Entries taken from a collection:

__________

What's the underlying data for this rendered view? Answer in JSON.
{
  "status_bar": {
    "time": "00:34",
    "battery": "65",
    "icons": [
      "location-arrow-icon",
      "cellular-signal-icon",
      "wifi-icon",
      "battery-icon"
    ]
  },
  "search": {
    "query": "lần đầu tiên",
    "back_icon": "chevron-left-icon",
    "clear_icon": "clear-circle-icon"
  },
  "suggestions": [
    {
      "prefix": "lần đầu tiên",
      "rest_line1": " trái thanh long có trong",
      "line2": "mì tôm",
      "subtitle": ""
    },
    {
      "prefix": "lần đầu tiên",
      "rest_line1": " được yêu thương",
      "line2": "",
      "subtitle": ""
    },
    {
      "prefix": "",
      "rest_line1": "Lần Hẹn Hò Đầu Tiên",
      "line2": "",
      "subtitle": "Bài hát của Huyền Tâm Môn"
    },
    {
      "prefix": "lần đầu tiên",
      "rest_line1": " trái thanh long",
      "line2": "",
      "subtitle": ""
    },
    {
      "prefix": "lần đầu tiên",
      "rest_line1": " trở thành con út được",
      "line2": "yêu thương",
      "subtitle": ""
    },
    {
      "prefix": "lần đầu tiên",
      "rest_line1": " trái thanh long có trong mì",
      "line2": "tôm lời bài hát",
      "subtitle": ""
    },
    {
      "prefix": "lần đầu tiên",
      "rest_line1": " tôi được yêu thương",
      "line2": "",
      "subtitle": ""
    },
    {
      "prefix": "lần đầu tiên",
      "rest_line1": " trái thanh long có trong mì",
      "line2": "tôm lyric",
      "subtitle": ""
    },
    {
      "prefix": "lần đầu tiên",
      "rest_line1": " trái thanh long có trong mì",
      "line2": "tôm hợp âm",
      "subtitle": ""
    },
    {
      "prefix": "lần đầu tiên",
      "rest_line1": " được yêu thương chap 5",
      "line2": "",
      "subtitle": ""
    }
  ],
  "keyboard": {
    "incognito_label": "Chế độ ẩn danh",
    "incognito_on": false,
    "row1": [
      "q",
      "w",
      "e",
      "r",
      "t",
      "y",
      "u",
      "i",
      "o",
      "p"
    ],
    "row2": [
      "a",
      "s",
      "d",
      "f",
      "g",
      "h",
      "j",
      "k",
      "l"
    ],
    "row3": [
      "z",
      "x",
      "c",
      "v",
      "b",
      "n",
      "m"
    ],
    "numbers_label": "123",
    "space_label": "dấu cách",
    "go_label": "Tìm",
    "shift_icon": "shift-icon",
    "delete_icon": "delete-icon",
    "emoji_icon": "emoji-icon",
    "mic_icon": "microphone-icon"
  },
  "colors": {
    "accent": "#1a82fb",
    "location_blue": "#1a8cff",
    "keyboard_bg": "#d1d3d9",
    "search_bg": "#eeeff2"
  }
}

__________

DESCRIPTION OF THE TASK: From the material above, count the lines that include "được" and give only the total.

REPLY: 4